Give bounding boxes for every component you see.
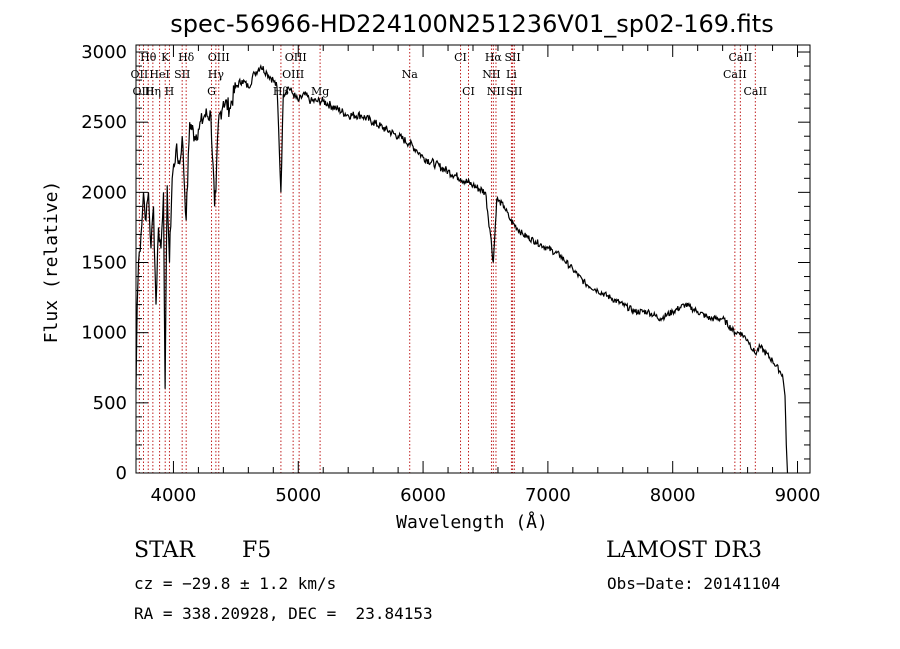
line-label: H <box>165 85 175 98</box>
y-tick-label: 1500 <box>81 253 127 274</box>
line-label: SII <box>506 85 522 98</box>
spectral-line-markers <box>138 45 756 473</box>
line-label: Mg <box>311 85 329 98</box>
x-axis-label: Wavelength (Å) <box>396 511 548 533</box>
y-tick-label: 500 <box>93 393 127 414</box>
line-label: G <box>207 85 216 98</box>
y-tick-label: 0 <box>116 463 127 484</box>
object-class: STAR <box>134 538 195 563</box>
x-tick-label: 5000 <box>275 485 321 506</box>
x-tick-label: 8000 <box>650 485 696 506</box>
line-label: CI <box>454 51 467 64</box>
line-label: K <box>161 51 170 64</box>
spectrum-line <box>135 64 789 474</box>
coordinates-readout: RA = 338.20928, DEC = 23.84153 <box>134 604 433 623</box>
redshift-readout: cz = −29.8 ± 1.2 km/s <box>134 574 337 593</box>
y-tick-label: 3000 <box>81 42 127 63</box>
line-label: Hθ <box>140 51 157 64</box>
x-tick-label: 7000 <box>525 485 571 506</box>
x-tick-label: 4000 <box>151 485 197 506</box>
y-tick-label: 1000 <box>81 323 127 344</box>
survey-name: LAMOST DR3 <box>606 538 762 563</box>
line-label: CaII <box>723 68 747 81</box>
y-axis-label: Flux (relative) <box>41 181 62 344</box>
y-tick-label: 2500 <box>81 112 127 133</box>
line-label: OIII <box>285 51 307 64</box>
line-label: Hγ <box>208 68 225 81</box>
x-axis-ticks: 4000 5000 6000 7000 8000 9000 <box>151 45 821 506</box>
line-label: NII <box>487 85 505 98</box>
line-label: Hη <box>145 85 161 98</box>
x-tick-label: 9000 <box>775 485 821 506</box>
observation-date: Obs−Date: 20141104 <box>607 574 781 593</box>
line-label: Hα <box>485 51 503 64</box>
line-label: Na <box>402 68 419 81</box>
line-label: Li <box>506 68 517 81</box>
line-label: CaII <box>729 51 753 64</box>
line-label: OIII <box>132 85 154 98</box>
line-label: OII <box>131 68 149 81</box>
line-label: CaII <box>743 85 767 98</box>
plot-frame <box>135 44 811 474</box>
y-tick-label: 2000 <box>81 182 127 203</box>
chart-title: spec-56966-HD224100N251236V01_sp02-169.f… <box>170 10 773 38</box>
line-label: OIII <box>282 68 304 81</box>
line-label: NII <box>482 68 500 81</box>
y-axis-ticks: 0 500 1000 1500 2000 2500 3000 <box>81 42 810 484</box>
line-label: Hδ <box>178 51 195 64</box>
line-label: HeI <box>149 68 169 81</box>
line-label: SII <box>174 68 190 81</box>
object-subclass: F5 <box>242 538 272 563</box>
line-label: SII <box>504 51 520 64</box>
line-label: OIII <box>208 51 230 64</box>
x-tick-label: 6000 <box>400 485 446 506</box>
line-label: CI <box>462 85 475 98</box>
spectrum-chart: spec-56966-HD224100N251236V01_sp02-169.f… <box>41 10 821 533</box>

• Goal
Extract every line of the items above character for character, omitting the pictures.

• Written answer
Give bounding boxes for every component you see.
line-label: H <box>165 85 175 98</box>
y-tick-label: 1500 <box>81 253 127 274</box>
line-label: SII <box>506 85 522 98</box>
spectral-line-markers <box>138 45 756 473</box>
line-label: Mg <box>311 85 329 98</box>
x-axis-label: Wavelength (Å) <box>396 511 548 533</box>
y-tick-label: 500 <box>93 393 127 414</box>
line-label: G <box>207 85 216 98</box>
y-tick-label: 0 <box>116 463 127 484</box>
object-class: STAR <box>134 538 195 563</box>
x-tick-label: 5000 <box>275 485 321 506</box>
x-tick-label: 8000 <box>650 485 696 506</box>
line-label: CI <box>454 51 467 64</box>
line-label: K <box>161 51 170 64</box>
spectrum-line <box>135 64 789 474</box>
coordinates-readout: RA = 338.20928, DEC = 23.84153 <box>134 604 433 623</box>
redshift-readout: cz = −29.8 ± 1.2 km/s <box>134 574 337 593</box>
y-tick-label: 3000 <box>81 42 127 63</box>
line-label: Hθ <box>140 51 157 64</box>
x-tick-label: 7000 <box>525 485 571 506</box>
x-tick-label: 4000 <box>151 485 197 506</box>
y-tick-label: 1000 <box>81 323 127 344</box>
survey-name: LAMOST DR3 <box>606 538 762 563</box>
line-label: CaII <box>723 68 747 81</box>
y-axis-label: Flux (relative) <box>41 181 62 344</box>
y-tick-label: 2500 <box>81 112 127 133</box>
line-label: OIII <box>285 51 307 64</box>
line-label: Hγ <box>208 68 225 81</box>
x-axis-ticks: 4000 5000 6000 7000 8000 9000 <box>151 45 821 506</box>
line-label: NII <box>487 85 505 98</box>
line-label: Hη <box>145 85 161 98</box>
x-tick-label: 9000 <box>775 485 821 506</box>
observation-date: Obs−Date: 20141104 <box>607 574 781 593</box>
line-label: Hα <box>485 51 503 64</box>
line-label: Na <box>402 68 419 81</box>
line-label: Li <box>506 68 517 81</box>
line-label: CaII <box>729 51 753 64</box>
line-label: OIII <box>132 85 154 98</box>
line-label: OII <box>131 68 149 81</box>
line-label: CaII <box>743 85 767 98</box>
plot-frame <box>135 44 811 474</box>
y-tick-label: 2000 <box>81 182 127 203</box>
chart-title: spec-56966-HD224100N251236V01_sp02-169.f… <box>170 10 773 38</box>
line-label: OIII <box>282 68 304 81</box>
line-label: NII <box>482 68 500 81</box>
y-axis-ticks: 0 500 1000 1500 2000 2500 3000 <box>81 42 810 484</box>
line-label: Hδ <box>178 51 195 64</box>
line-label: HeI <box>149 68 169 81</box>
line-label: SII <box>174 68 190 81</box>
object-subclass: F5 <box>242 538 272 563</box>
line-label: SII <box>504 51 520 64</box>
line-label: OIII <box>208 51 230 64</box>
x-tick-label: 6000 <box>400 485 446 506</box>
line-label: CI <box>462 85 475 98</box>
spectrum-chart: spec-56966-HD224100N251236V01_sp02-169.f… <box>41 10 821 533</box>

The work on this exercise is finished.